§ **WORK REQUIRED**
In the lines below, how many hold the word "tiêu"? Answer only with the number.

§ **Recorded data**
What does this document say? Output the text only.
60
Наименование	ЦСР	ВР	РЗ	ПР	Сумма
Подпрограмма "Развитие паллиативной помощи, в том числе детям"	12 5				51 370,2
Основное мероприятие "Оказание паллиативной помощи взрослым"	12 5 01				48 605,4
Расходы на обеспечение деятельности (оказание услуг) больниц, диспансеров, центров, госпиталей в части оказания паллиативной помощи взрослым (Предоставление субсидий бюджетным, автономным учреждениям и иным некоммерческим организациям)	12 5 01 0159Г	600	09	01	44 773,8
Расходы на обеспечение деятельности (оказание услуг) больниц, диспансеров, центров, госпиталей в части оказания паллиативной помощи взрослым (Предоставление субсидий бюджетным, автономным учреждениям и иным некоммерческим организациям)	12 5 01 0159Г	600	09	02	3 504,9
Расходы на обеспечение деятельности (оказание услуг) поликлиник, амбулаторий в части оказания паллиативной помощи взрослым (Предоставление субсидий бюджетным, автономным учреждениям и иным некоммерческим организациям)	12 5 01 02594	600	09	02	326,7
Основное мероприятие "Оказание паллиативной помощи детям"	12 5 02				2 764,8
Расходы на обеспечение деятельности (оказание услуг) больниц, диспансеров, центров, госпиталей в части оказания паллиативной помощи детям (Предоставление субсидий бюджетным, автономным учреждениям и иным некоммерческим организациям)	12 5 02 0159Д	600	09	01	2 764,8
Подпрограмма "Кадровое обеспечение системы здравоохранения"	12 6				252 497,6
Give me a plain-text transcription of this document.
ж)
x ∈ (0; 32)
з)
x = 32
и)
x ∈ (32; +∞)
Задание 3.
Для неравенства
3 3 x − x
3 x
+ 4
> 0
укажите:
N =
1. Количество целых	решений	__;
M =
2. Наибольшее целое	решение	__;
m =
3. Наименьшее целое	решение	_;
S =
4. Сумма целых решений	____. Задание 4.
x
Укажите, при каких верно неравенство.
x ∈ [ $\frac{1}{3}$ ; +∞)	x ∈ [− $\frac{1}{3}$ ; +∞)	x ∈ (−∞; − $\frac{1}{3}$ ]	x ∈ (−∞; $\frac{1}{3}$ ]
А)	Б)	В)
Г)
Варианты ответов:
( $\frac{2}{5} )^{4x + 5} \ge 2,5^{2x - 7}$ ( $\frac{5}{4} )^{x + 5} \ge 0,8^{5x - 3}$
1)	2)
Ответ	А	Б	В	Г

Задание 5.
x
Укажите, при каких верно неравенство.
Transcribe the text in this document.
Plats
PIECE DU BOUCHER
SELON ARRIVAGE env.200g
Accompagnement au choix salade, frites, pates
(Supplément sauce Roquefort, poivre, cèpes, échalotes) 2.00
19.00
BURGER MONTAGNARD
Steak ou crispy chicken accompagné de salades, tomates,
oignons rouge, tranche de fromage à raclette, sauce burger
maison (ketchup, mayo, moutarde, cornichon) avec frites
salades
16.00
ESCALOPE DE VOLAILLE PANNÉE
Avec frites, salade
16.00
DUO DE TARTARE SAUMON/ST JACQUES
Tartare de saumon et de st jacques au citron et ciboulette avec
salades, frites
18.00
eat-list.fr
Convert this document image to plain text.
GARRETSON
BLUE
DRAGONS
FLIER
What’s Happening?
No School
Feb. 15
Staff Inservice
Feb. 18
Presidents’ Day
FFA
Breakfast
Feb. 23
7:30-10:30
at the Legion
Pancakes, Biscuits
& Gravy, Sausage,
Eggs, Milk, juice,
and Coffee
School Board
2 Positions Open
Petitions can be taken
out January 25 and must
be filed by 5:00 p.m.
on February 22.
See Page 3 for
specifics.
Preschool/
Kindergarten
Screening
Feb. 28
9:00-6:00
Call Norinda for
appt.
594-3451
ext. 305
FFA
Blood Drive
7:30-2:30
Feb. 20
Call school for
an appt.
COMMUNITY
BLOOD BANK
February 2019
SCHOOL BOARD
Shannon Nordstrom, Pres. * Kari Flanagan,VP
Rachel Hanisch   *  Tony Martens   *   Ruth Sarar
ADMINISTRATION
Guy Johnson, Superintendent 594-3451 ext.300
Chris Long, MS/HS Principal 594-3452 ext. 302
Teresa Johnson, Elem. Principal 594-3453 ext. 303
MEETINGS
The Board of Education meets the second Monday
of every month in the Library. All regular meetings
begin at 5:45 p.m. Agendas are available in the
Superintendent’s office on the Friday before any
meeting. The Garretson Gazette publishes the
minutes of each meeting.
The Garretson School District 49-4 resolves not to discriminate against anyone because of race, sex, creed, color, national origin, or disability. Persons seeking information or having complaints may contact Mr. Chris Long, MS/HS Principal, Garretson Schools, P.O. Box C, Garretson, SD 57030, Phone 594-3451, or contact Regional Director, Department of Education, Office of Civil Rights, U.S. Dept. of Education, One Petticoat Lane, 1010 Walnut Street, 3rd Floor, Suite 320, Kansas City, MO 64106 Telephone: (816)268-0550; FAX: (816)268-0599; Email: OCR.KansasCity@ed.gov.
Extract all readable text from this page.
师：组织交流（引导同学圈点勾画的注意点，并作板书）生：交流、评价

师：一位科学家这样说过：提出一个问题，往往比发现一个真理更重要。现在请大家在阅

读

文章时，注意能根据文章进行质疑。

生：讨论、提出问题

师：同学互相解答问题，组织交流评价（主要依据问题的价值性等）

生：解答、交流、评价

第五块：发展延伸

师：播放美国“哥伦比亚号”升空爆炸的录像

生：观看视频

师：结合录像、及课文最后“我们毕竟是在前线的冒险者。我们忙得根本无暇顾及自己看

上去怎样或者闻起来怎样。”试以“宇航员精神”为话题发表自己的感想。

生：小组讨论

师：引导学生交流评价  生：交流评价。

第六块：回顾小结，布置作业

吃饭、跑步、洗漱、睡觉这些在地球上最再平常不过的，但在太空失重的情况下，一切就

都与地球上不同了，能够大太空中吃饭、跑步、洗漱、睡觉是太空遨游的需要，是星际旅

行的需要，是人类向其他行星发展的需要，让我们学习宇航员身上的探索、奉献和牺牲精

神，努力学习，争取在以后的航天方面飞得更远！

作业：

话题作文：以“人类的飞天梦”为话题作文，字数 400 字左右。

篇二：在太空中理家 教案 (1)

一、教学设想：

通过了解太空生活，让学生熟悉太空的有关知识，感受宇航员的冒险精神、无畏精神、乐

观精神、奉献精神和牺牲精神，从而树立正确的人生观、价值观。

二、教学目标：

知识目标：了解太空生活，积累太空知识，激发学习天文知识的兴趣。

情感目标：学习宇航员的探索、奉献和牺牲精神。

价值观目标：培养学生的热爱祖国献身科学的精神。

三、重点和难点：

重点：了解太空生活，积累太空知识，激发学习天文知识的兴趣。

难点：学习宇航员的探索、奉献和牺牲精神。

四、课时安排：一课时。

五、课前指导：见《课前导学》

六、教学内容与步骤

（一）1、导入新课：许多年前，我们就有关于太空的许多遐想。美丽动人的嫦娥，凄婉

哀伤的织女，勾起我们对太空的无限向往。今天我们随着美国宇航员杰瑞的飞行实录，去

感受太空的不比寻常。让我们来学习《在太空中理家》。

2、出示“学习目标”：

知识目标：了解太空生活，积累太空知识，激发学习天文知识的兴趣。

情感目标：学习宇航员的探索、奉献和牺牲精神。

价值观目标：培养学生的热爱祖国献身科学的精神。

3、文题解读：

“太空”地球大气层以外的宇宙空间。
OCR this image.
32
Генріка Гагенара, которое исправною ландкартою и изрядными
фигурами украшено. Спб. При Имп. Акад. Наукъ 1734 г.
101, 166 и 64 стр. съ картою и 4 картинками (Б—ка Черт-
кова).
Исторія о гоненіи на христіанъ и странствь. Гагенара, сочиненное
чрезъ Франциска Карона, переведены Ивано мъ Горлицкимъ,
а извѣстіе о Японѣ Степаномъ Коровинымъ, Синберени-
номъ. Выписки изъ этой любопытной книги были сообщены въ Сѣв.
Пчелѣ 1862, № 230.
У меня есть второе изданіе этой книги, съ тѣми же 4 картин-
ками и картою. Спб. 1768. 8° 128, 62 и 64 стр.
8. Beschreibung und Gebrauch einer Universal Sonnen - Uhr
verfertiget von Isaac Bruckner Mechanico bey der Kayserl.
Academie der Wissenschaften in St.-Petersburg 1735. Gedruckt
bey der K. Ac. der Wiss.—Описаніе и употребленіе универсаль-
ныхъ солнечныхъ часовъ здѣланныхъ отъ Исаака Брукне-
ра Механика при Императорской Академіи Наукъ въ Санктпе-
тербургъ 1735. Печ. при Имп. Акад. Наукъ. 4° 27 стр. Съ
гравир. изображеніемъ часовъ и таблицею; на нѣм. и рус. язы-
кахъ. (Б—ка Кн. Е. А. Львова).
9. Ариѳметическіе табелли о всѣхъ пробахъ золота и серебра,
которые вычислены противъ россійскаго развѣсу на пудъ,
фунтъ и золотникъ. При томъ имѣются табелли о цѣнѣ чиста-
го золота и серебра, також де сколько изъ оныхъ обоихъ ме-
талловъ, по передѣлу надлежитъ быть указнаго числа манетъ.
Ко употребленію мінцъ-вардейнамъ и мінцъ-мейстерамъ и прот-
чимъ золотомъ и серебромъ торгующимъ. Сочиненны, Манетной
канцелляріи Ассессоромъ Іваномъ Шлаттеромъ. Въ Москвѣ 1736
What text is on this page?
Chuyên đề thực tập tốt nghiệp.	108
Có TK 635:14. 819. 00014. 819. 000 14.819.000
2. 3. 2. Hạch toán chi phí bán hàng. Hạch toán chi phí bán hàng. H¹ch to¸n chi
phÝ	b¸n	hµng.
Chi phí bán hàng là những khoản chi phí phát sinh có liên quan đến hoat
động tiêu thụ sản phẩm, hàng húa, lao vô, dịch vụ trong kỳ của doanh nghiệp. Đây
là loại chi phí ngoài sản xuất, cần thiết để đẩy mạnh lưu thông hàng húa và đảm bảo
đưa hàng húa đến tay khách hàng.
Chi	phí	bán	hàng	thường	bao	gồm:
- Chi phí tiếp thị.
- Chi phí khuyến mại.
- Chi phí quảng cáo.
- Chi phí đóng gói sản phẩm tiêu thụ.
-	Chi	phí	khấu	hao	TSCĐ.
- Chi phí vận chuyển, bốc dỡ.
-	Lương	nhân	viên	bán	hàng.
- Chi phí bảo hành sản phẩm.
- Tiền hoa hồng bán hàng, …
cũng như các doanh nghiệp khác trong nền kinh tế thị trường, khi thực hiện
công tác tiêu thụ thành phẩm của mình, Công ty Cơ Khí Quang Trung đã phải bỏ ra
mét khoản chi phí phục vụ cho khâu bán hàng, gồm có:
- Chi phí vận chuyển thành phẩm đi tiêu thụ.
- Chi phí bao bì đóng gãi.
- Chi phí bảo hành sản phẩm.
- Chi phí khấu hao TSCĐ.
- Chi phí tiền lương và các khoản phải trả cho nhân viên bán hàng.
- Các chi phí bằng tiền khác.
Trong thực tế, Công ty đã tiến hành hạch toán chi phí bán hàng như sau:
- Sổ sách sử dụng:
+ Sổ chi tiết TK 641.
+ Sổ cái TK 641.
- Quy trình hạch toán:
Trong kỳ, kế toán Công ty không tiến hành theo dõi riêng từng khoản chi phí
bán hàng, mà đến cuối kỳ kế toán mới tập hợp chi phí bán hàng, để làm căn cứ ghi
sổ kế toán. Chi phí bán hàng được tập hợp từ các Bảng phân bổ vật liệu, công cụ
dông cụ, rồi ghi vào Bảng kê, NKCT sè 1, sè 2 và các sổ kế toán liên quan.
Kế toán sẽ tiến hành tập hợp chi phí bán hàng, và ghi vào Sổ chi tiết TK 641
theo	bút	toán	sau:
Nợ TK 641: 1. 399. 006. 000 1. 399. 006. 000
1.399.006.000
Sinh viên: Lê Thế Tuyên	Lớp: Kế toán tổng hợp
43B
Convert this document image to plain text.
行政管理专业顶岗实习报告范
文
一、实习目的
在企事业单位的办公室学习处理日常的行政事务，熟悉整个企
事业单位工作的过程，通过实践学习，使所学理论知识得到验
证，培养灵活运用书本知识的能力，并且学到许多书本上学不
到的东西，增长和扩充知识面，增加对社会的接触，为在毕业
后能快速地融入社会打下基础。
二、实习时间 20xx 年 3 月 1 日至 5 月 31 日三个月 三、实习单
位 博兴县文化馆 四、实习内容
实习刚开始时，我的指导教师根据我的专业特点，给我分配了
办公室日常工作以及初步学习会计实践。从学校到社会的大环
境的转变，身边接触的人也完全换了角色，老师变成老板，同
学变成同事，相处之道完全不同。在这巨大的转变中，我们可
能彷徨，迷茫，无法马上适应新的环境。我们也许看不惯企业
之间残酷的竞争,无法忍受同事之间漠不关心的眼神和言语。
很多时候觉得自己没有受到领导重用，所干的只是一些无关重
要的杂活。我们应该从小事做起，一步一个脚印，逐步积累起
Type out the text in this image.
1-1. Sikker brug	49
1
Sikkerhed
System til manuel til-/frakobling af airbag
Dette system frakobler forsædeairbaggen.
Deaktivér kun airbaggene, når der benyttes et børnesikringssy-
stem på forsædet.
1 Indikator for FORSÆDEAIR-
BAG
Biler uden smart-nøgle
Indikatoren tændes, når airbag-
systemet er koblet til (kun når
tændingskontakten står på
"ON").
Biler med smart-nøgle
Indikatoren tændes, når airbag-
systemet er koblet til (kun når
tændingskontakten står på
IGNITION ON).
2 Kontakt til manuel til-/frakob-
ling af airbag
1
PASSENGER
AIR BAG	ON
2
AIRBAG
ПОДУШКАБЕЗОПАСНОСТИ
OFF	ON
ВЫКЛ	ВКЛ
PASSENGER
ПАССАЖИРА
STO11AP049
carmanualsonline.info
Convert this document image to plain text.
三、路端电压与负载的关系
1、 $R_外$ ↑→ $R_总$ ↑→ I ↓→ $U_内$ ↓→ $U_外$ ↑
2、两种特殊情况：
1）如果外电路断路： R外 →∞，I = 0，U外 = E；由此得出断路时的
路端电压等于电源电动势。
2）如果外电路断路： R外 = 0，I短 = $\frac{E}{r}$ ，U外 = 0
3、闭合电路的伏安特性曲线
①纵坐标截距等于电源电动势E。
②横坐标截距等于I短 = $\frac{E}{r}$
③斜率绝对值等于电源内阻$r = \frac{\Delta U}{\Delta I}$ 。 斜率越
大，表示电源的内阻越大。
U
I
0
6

§ **RESPONSE**
4